[Start RECORDS SUPPLIED]

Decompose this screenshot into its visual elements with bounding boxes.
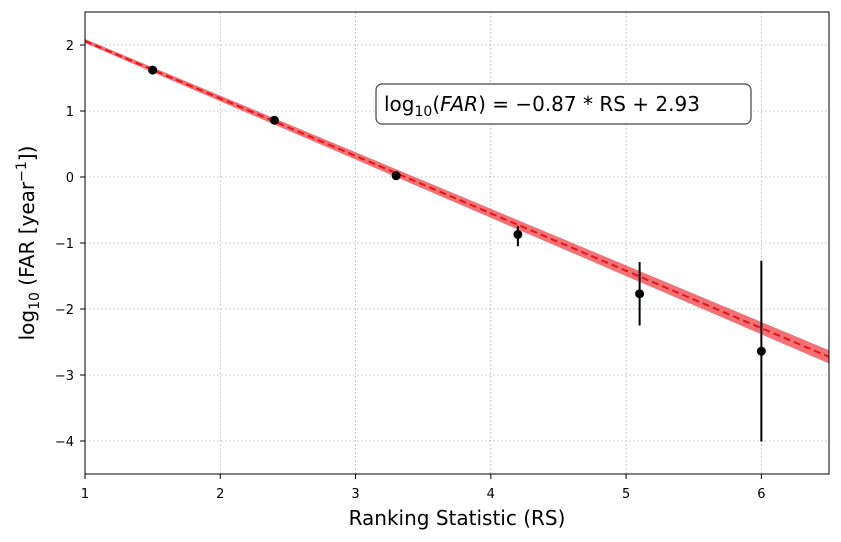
data-point [148, 65, 158, 75]
y-axis-label-middle: (FAR [year [15, 181, 39, 292]
annotation-text: log10(FAR) = −0.87 * RS + 2.93 [384, 92, 700, 120]
y-axis-label-superscript: −1 [14, 161, 30, 182]
y-tick-label: −1 [55, 237, 74, 252]
y-tick-label: −2 [55, 303, 74, 318]
annotation-open-paren: ( [432, 92, 440, 116]
fit-equation-annotation: log10(FAR) = −0.87 * RS + 2.93 [375, 83, 752, 125]
x-tick-label: 5 [622, 487, 630, 502]
x-axis-ticks: 1 2 3 4 5 6 [81, 474, 766, 502]
y-axis-label: log10 (FAR [year−1]) [14, 146, 43, 341]
grid [84, 12, 829, 474]
y-tick-label: −4 [55, 435, 74, 450]
y-axis-label-subscript: 10 [27, 292, 43, 310]
x-tick-label: 3 [351, 487, 359, 502]
annotation-subscript: 10 [415, 104, 433, 120]
annotation-log: log [384, 92, 415, 116]
annotation-rest: ) = −0.87 * RS + 2.93 [478, 92, 700, 116]
y-tick-label: 0 [66, 171, 74, 186]
annotation-box [375, 83, 752, 125]
fit-line [85, 40, 829, 358]
x-tick-label: 2 [216, 487, 224, 502]
x-tick-label: 1 [81, 487, 89, 502]
data-point [269, 115, 279, 125]
y-axis-label-suffix: ]) [15, 146, 39, 162]
y-tick-label: −3 [55, 369, 74, 384]
x-tick-label: 6 [757, 487, 765, 502]
data-point [513, 229, 523, 239]
data-point [635, 289, 645, 299]
data-points [148, 65, 766, 442]
y-axis-label-prefix: log [15, 310, 39, 341]
annotation-italic: FAR [440, 92, 478, 116]
y-axis-ticks: −4 −3 −2 −1 0 1 2 [55, 39, 85, 450]
plot-area [85, 39, 829, 442]
x-tick-label: 4 [487, 487, 495, 502]
fit-line-dashed [85, 40, 829, 358]
data-point [391, 171, 401, 181]
y-tick-label: 2 [66, 39, 74, 54]
data-point [756, 346, 766, 356]
x-axis-label: Ranking Statistic (RS) [349, 506, 566, 530]
y-tick-label: 1 [66, 105, 74, 120]
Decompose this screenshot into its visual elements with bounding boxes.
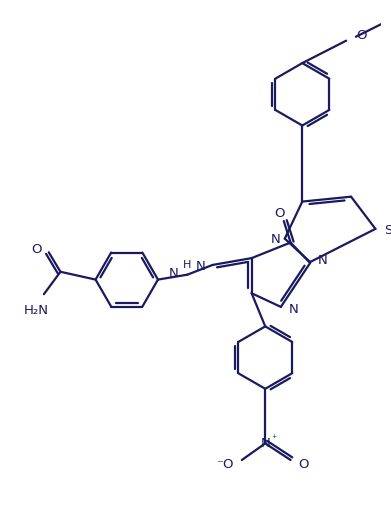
Text: S: S xyxy=(384,224,391,237)
Text: N: N xyxy=(289,304,298,316)
Text: N: N xyxy=(260,437,270,450)
Text: ⁻O: ⁻O xyxy=(217,458,234,471)
Text: H: H xyxy=(183,260,192,270)
Text: O: O xyxy=(298,458,309,471)
Text: N: N xyxy=(196,260,206,274)
Text: O: O xyxy=(356,29,366,42)
Text: O: O xyxy=(31,243,42,256)
Text: O: O xyxy=(274,207,285,220)
Text: N: N xyxy=(318,254,328,267)
Text: H₂N: H₂N xyxy=(23,304,48,317)
Text: ⁺: ⁺ xyxy=(271,433,276,443)
Text: N: N xyxy=(271,233,281,246)
Text: N: N xyxy=(169,267,178,280)
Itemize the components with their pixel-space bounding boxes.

[End RECORDS SUPPLIED]

Return word for word the lines of the material, starting at the line that contains "Text: S: S xyxy=(384,224,391,237)" and ending at the final line of the material, with both of those lines included.

Text: S: S xyxy=(384,224,391,237)
Text: N: N xyxy=(289,304,298,316)
Text: N: N xyxy=(260,437,270,450)
Text: ⁻O: ⁻O xyxy=(217,458,234,471)
Text: H: H xyxy=(183,260,192,270)
Text: O: O xyxy=(298,458,309,471)
Text: N: N xyxy=(196,260,206,274)
Text: O: O xyxy=(356,29,366,42)
Text: O: O xyxy=(31,243,42,256)
Text: O: O xyxy=(274,207,285,220)
Text: N: N xyxy=(318,254,328,267)
Text: H₂N: H₂N xyxy=(23,304,48,317)
Text: ⁺: ⁺ xyxy=(271,433,276,443)
Text: N: N xyxy=(271,233,281,246)
Text: N: N xyxy=(169,267,178,280)
Itemize the components with their pixel-space bounding boxes.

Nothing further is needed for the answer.